*Goal*. Render every line of the listing below as a Markdown table with the columns Row and Line, numbering the rows and omitting blank lines.

*Dataset entries*.
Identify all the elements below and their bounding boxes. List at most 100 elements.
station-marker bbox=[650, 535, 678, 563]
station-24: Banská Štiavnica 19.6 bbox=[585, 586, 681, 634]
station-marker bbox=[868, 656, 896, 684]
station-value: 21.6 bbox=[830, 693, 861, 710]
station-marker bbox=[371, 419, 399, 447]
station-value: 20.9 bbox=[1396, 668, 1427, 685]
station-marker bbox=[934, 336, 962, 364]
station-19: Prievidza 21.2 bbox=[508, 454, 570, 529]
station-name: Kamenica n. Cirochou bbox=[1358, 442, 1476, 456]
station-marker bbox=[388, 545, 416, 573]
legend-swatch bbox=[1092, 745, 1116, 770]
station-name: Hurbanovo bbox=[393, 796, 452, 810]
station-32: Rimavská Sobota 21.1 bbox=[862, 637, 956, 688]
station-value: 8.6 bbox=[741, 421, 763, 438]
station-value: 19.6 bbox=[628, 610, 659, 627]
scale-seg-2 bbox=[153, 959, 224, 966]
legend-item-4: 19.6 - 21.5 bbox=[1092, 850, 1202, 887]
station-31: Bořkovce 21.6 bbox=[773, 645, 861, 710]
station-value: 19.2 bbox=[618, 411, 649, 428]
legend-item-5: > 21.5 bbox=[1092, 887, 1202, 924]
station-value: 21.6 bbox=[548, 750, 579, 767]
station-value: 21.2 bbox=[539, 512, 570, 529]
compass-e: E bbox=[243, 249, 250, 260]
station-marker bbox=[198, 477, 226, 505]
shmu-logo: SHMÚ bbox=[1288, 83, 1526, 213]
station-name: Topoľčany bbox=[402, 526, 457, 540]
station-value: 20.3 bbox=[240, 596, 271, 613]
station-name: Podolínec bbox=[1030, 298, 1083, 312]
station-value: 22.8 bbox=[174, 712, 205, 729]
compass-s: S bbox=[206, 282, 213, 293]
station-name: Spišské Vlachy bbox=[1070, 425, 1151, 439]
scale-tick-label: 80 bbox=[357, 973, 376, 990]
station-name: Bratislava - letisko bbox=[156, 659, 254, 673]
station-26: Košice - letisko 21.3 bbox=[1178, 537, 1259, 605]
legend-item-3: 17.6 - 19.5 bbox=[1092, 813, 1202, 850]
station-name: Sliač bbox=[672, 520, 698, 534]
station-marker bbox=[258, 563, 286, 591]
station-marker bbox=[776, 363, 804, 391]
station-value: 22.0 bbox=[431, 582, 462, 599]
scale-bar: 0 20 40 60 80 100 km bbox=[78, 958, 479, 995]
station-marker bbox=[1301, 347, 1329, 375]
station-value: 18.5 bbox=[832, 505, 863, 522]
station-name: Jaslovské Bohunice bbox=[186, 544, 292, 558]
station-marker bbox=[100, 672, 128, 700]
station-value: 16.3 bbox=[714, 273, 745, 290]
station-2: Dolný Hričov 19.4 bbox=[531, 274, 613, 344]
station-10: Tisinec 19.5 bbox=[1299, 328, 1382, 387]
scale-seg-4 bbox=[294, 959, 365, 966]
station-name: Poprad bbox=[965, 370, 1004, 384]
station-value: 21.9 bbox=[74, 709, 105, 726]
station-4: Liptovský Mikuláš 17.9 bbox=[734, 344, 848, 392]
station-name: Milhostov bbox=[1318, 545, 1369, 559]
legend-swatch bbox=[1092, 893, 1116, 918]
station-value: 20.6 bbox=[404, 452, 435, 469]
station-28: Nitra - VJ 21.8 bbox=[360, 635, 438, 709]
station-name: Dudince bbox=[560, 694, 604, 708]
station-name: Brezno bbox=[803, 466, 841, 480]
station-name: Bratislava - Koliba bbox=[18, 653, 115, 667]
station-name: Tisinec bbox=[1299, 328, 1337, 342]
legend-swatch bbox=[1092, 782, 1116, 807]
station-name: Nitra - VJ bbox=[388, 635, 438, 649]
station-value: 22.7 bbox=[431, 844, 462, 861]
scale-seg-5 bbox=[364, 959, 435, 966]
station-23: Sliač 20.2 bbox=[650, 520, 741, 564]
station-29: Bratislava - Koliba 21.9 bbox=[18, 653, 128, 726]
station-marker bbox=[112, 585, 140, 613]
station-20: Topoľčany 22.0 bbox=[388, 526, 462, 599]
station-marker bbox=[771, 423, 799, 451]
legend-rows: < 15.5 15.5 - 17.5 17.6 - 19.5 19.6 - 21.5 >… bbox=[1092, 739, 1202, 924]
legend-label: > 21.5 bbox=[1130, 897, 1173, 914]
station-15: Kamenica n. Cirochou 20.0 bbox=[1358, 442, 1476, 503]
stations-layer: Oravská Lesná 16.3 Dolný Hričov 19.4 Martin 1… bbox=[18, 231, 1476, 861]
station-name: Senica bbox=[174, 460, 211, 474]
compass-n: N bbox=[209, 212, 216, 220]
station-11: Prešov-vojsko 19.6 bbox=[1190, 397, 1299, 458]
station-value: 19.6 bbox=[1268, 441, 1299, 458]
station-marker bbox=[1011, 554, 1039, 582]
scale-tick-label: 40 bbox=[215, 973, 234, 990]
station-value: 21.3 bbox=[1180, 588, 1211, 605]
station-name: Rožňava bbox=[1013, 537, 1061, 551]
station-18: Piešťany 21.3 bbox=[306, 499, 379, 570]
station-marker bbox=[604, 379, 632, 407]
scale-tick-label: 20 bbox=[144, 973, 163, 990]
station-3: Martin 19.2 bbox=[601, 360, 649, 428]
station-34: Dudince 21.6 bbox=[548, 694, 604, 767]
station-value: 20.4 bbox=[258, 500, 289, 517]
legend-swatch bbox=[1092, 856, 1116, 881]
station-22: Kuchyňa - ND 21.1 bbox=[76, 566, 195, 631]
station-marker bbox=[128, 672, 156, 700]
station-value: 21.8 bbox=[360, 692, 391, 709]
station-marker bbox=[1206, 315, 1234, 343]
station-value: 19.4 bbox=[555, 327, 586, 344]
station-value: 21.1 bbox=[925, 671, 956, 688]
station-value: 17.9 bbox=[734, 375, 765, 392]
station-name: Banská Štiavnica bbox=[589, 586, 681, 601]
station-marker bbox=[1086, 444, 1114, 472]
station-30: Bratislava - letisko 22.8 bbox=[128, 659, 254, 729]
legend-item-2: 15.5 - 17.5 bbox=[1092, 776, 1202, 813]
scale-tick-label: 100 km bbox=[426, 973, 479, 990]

*Response to this exercise*.
| Row | Line |
|---|---|
| 1 | Identify all the elements below and their bounding boxes. List at most 100 elements. |
| 2 | station-marker bbox=[650, 535, 678, 563] |
| 3 | station-24: Banská Štiavnica 19.6 bbox=[585, 586, 681, 634] |
| 4 | station-marker bbox=[868, 656, 896, 684] |
| 5 | station-value: 21.6 bbox=[830, 693, 861, 710] |
| 6 | station-marker bbox=[371, 419, 399, 447] |
| 7 | station-value: 20.9 bbox=[1396, 668, 1427, 685] |
| 8 | station-marker bbox=[934, 336, 962, 364] |
| 9 | station-19: Prievidza 21.2 bbox=[508, 454, 570, 529] |
| 10 | station-name: Kamenica n. Cirochou bbox=[1358, 442, 1476, 456] |
| 11 | station-marker bbox=[388, 545, 416, 573] |
| 12 | legend-swatch bbox=[1092, 745, 1116, 770] |
| 13 | station-name: Hurbanovo bbox=[393, 796, 452, 810] |
| 14 | station-32: Rimavská Sobota 21.1 bbox=[862, 637, 956, 688] |
| 15 | station-value: 8.6 bbox=[741, 421, 763, 438] |
| 16 | station-value: 19.6 bbox=[628, 610, 659, 627] |
| 17 | scale-seg-2 bbox=[153, 959, 224, 966] |
| 18 | legend-item-4: 19.6 - 21.5 bbox=[1092, 850, 1202, 887] |
| 19 | station-31: Bořkovce 21.6 bbox=[773, 645, 861, 710] |
| 20 | station-value: 19.2 bbox=[618, 411, 649, 428] |
| 21 | legend-item-5: > 21.5 bbox=[1092, 887, 1202, 924] |
| 22 | station-value: 21.6 bbox=[548, 750, 579, 767] |
| 23 | station-value: 21.2 bbox=[539, 512, 570, 529] |
| 24 | compass-e: E bbox=[243, 249, 250, 260] |
| 25 | station-marker bbox=[198, 477, 226, 505] |
| 26 | shmu-logo: SHMÚ bbox=[1288, 83, 1526, 213] |
| 27 | station-name: Topoľčany bbox=[402, 526, 457, 540] |
| 28 | station-value: 20.3 bbox=[240, 596, 271, 613] |
| 29 | station-name: Podolínec bbox=[1030, 298, 1083, 312] |
| 30 | station-value: 22.8 bbox=[174, 712, 205, 729] |
| 31 | compass-s: S bbox=[206, 282, 213, 293] |
| 32 | station-name: Spišské Vlachy bbox=[1070, 425, 1151, 439] |
| 33 | scale-tick-label: 80 bbox=[357, 973, 376, 990] |
| 34 | station-name: Bratislava - letisko bbox=[156, 659, 254, 673] |
| 35 | station-26: Košice - letisko 21.3 bbox=[1178, 537, 1259, 605] |
| 36 | legend-item-3: 17.6 - 19.5 bbox=[1092, 813, 1202, 850] |
| 37 | station-name: Sliač bbox=[672, 520, 698, 534] |
| 38 | station-marker bbox=[258, 563, 286, 591] |
| 39 | station-marker bbox=[776, 363, 804, 391] |
| 40 | station-value: 22.0 bbox=[431, 582, 462, 599] |
| 41 | scale-bar: 0 20 40 60 80 100 km bbox=[78, 958, 479, 995] |
| 42 | station-marker bbox=[1301, 347, 1329, 375] |
| 43 | station-value: 18.5 bbox=[832, 505, 863, 522] |
| 44 | station-name: Jaslovské Bohunice bbox=[186, 544, 292, 558] |
| 45 | station-marker bbox=[100, 672, 128, 700] |
| 46 | station-value: 16.3 bbox=[714, 273, 745, 290] |
| 47 | station-2: Dolný Hričov 19.4 bbox=[531, 274, 613, 344] |
| 48 | station-10: Tisinec 19.5 bbox=[1299, 328, 1382, 387] |
| 49 | scale-seg-4 bbox=[294, 959, 365, 966] |
| 50 | station-name: Poprad bbox=[965, 370, 1004, 384] |
| 51 | station-value: 21.9 bbox=[74, 709, 105, 726] |
| 52 | station-4: Liptovský Mikuláš 17.9 bbox=[734, 344, 848, 392] |
| 53 | station-name: Milhostov bbox=[1318, 545, 1369, 559] |
| 54 | legend-swatch bbox=[1092, 893, 1116, 918] |
| 55 | station-value: 20.6 bbox=[404, 452, 435, 469] |
| 56 | station-28: Nitra - VJ 21.8 bbox=[360, 635, 438, 709] |
| 57 | station-name: Dudince bbox=[560, 694, 604, 708] |
| 58 | station-name: Brezno bbox=[803, 466, 841, 480] |
| 59 | station-name: Bratislava - Koliba bbox=[18, 653, 115, 667] |
| 60 | station-name: Tisinec bbox=[1299, 328, 1337, 342] |
| 61 | legend-swatch bbox=[1092, 782, 1116, 807] |
| 62 | station-name: Nitra - VJ bbox=[388, 635, 438, 649] |
| 63 | station-value: 22.7 bbox=[431, 844, 462, 861] |
| 64 | scale-seg-5 bbox=[364, 959, 435, 966] |
| 65 | station-23: Sliač 20.2 bbox=[650, 520, 741, 564] |
| 66 | station-29: Bratislava - Koliba 21.9 bbox=[18, 653, 128, 726] |
| 67 | station-marker bbox=[112, 585, 140, 613] |
| 68 | station-20: Topoľčany 22.0 bbox=[388, 526, 462, 599] |
| 69 | station-marker bbox=[771, 423, 799, 451] |
| 70 | legend-rows: < 15.5 15.5 - 17.5 17.6 - 19.5 19.6 - 21.5 >… bbox=[1092, 739, 1202, 924] |
| 71 | legend-label: > 21.5 bbox=[1130, 897, 1173, 914] |
| 72 | station-15: Kamenica n. Cirochou 20.0 bbox=[1358, 442, 1476, 503] |
| 73 | stations-layer: Oravská Lesná 16.3 Dolný Hričov 19.4 Martin 1… bbox=[18, 231, 1476, 861] |
| 74 | station-name: Senica bbox=[174, 460, 211, 474] |
| 75 | compass-n: N bbox=[209, 212, 216, 220] |
| 76 | station-11: Prešov-vojsko 19.6 bbox=[1190, 397, 1299, 458] |
| 77 | station-value: 19.6 bbox=[1268, 441, 1299, 458] |
| 78 | station-marker bbox=[1011, 554, 1039, 582] |
| 79 | scale-tick-label: 40 bbox=[215, 973, 234, 990] |
| 80 | station-value: 21.3 bbox=[1180, 588, 1211, 605] |
| 81 | station-name: Rožňava bbox=[1013, 537, 1061, 551] |
| 82 | station-18: Piešťany 21.3 bbox=[306, 499, 379, 570] |
| 83 | station-marker bbox=[604, 379, 632, 407] |
| 84 | scale-tick-label: 20 bbox=[144, 973, 163, 990] |
| 85 | station-3: Martin 19.2 bbox=[601, 360, 649, 428] |
| 86 | station-34: Dudince 21.6 bbox=[548, 694, 604, 767] |
| 87 | station-value: 20.4 bbox=[258, 500, 289, 517] |
| 88 | legend-swatch bbox=[1092, 856, 1116, 881] |
| 89 | station-22: Kuchyňa - ND 21.1 bbox=[76, 566, 195, 631] |
| 90 | station-marker bbox=[128, 672, 156, 700] |
| 91 | station-value: 21.8 bbox=[360, 692, 391, 709] |
| 92 | station-marker bbox=[1206, 315, 1234, 343] |
| 93 | station-value: 19.4 bbox=[555, 327, 586, 344] |
| 94 | station-value: 21.1 bbox=[925, 671, 956, 688] |
| 95 | station-value: 17.9 bbox=[734, 375, 765, 392] |
| 96 | station-name: Banská Štiavnica bbox=[589, 586, 681, 601] |
| 97 | station-marker bbox=[1086, 444, 1114, 472] |
| 98 | station-30: Bratislava - letisko 22.8 bbox=[128, 659, 254, 729] |
| 99 | legend-item-2: 15.5 - 17.5 bbox=[1092, 776, 1202, 813] |
| 100 | scale-tick-label: 100 km bbox=[426, 973, 479, 990] |